>> begin SUPPLIED MATERIAL

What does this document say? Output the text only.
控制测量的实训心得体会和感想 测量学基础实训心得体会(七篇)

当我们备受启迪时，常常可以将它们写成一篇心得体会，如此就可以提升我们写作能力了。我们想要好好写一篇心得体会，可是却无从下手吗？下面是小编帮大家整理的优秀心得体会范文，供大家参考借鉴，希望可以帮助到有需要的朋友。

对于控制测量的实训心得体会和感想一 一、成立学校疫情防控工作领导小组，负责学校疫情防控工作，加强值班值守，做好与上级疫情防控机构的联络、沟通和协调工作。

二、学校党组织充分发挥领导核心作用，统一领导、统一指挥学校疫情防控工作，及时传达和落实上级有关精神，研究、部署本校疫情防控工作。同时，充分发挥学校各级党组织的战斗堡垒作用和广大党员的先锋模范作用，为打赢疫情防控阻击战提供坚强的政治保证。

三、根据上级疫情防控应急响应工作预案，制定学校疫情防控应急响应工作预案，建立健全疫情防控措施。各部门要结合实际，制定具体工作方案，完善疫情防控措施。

>> end SUPPLIED MATERIAL

- YOUR TASK:
Copy out all the entries shown above, character for character.

- EXERCISE RESPONSE:
What does this document say? Output the text only.
控制测量的实训心得体会和感想 测量学基础实训心得体会(七篇)

当我们备受启迪时，常常可以将它们写成一篇心得体会，如此就可以提升我们写作能力了。我们想要好好写一篇心得体会，可是却无从下手吗？下面是小编帮大家整理的优秀心得体会范文，供大家参考借鉴，希望可以帮助到有需要的朋友。

对于控制测量的实训心得体会和感想一 一、成立学校疫情防控工作领导小组，负责学校疫情防控工作，加强值班值守，做好与上级疫情防控机构的联络、沟通和协调工作。

二、学校党组织充分发挥领导核心作用，统一领导、统一指挥学校疫情防控工作，及时传达和落实上级有关精神，研究、部署本校疫情防控工作。同时，充分发挥学校各级党组织的战斗堡垒作用和广大党员的先锋模范作用，为打赢疫情防控阻击战提供坚强的政治保证。

三、根据上级疫情防控应急响应工作预案，制定学校疫情防控应急响应工作预案，建立健全疫情防控措施。各部门要结合实际，制定具体工作方案，完善疫情防控措施。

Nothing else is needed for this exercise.